= EXERCISE DATA =

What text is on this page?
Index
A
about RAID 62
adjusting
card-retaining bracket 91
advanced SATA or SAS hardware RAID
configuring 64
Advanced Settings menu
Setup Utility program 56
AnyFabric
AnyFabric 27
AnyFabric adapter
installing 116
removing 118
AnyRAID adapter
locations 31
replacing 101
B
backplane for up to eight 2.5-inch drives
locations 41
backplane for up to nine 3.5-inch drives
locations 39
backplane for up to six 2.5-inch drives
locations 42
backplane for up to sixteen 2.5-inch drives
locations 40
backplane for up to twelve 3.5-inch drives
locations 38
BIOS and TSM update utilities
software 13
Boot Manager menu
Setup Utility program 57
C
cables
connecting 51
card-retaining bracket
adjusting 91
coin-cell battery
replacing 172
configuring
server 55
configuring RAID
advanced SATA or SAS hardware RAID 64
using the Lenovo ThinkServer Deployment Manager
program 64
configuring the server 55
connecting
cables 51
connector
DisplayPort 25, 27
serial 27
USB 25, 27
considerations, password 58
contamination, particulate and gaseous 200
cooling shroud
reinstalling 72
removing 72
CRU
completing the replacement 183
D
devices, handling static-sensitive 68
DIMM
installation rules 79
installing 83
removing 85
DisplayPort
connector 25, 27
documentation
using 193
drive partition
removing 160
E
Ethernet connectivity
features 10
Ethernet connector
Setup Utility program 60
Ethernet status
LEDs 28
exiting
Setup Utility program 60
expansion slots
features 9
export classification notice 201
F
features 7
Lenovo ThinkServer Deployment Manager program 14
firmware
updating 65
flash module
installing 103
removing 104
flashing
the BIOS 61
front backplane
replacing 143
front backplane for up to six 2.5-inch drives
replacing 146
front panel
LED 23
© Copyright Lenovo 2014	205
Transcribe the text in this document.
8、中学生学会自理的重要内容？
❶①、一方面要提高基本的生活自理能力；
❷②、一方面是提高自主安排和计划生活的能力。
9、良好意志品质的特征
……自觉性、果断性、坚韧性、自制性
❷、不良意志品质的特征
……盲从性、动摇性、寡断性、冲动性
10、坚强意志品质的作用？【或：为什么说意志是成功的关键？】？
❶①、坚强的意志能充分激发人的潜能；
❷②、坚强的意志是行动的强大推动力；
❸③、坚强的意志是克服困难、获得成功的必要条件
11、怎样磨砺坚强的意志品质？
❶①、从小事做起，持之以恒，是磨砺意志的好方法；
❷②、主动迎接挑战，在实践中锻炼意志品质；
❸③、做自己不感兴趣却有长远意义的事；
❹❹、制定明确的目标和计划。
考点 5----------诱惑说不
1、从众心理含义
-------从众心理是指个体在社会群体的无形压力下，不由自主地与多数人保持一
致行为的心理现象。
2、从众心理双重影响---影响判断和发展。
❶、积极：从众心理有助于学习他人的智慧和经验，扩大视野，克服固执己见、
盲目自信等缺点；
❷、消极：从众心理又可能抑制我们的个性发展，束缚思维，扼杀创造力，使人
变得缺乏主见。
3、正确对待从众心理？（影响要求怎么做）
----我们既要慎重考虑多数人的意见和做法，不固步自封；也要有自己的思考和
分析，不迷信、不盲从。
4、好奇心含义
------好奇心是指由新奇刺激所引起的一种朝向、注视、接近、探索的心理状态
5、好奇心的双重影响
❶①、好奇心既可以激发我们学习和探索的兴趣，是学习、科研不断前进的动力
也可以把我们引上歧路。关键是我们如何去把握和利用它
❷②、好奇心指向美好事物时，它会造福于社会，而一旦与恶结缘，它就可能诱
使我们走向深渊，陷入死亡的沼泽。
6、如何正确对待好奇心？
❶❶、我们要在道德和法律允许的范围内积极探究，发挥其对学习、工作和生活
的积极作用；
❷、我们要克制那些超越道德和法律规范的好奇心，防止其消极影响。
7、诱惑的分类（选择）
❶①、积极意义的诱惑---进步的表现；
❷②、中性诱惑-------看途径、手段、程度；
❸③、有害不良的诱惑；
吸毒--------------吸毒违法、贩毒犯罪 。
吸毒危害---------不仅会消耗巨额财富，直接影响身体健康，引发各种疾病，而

= GIVEN EXERCISE =
Review the material and copy each line in which the word "retaining" appears.

= THE RESPONSE =
card-retaining bracket 91
card-retaining bracket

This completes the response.